*** Data to process

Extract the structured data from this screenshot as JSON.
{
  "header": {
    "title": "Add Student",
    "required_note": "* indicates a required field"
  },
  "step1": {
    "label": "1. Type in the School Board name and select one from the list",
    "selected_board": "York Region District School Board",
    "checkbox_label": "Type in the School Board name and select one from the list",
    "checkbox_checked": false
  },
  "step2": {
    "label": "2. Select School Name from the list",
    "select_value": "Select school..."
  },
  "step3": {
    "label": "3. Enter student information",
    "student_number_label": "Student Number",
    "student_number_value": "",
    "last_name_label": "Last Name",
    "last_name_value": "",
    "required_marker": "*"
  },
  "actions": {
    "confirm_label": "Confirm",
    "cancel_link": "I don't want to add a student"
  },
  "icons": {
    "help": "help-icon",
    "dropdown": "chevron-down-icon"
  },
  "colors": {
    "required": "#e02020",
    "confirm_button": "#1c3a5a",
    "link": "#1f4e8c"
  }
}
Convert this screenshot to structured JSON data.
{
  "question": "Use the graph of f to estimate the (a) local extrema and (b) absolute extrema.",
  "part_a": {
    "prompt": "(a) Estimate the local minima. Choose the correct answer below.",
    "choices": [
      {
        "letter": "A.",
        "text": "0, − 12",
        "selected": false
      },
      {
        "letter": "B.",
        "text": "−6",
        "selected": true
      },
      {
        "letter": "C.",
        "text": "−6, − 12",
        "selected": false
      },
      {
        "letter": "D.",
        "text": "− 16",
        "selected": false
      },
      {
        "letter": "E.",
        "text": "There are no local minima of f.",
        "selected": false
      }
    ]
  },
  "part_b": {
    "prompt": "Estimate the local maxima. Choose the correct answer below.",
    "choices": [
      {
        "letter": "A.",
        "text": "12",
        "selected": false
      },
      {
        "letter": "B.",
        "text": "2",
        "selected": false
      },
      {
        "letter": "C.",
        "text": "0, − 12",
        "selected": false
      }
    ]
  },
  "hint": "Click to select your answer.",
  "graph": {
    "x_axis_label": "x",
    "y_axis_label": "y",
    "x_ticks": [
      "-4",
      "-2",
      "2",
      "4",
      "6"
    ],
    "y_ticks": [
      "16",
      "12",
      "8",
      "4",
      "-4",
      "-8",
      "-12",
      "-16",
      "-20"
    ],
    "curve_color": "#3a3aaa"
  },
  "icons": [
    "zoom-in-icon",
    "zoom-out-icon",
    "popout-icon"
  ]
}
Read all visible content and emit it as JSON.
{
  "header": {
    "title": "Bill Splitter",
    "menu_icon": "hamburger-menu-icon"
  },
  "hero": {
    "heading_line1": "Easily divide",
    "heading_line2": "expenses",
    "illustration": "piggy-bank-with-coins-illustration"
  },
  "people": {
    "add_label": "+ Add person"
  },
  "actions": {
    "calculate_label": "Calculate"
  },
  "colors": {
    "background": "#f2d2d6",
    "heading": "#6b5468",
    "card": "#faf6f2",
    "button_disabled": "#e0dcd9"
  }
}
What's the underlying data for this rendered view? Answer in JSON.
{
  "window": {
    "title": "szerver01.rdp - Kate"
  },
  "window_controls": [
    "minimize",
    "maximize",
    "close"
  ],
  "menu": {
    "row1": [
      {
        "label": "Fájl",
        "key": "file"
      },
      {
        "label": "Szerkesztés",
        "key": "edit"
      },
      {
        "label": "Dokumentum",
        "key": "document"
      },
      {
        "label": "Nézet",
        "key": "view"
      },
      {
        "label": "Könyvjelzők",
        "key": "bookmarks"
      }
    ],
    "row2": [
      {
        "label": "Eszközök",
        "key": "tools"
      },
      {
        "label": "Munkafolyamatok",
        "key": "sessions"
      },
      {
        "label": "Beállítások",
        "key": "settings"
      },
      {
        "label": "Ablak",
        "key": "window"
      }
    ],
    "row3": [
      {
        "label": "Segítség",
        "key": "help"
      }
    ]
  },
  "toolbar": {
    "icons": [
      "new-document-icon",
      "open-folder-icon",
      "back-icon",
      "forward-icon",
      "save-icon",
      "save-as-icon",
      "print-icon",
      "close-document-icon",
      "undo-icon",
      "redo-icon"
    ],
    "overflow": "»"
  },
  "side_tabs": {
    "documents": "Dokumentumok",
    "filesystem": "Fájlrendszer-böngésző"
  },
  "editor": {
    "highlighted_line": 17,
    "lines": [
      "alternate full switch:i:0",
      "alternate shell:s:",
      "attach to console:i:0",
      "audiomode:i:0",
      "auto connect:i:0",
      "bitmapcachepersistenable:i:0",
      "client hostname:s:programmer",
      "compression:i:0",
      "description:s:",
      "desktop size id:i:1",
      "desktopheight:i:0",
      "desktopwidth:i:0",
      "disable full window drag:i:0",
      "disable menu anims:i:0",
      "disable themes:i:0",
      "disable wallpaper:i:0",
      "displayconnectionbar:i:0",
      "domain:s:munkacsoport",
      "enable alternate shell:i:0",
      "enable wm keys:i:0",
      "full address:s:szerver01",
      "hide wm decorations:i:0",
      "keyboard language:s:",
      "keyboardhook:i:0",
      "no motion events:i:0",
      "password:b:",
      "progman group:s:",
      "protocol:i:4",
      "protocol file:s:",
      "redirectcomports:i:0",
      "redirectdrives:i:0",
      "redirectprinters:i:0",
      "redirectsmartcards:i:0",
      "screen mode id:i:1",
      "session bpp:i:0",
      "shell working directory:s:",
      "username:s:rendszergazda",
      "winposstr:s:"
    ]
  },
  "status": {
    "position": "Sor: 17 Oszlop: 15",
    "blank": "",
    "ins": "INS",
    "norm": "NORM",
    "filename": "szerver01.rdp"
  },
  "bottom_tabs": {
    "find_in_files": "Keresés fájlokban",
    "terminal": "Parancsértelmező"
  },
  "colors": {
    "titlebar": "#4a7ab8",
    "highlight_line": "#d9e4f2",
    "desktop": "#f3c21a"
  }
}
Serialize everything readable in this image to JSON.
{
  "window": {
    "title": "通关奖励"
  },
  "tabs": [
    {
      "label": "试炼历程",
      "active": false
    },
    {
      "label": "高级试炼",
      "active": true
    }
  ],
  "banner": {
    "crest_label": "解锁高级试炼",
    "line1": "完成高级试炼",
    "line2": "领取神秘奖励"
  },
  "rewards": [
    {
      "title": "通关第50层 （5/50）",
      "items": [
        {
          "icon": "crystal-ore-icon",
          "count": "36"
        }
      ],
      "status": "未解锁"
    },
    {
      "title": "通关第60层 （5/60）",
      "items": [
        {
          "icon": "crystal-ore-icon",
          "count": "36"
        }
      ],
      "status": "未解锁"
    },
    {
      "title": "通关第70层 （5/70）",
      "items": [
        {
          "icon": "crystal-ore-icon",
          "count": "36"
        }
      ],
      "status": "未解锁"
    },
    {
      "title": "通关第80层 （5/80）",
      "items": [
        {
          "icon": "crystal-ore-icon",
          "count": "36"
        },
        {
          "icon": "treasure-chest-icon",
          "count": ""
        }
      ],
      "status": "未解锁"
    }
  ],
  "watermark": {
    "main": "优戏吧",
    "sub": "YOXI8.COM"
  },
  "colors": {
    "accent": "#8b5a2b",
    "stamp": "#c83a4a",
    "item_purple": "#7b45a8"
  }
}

******

Aim of the exercise:
Gather all the lines that include the word "this" and copy them out.

Final answer:
Extract the structured data from this screenshot as JSON.
Convert this screenshot to structured JSON data.
What's the underlying data for this rendered view? Answer in JSON.
Serialize everything readable in this image to JSON.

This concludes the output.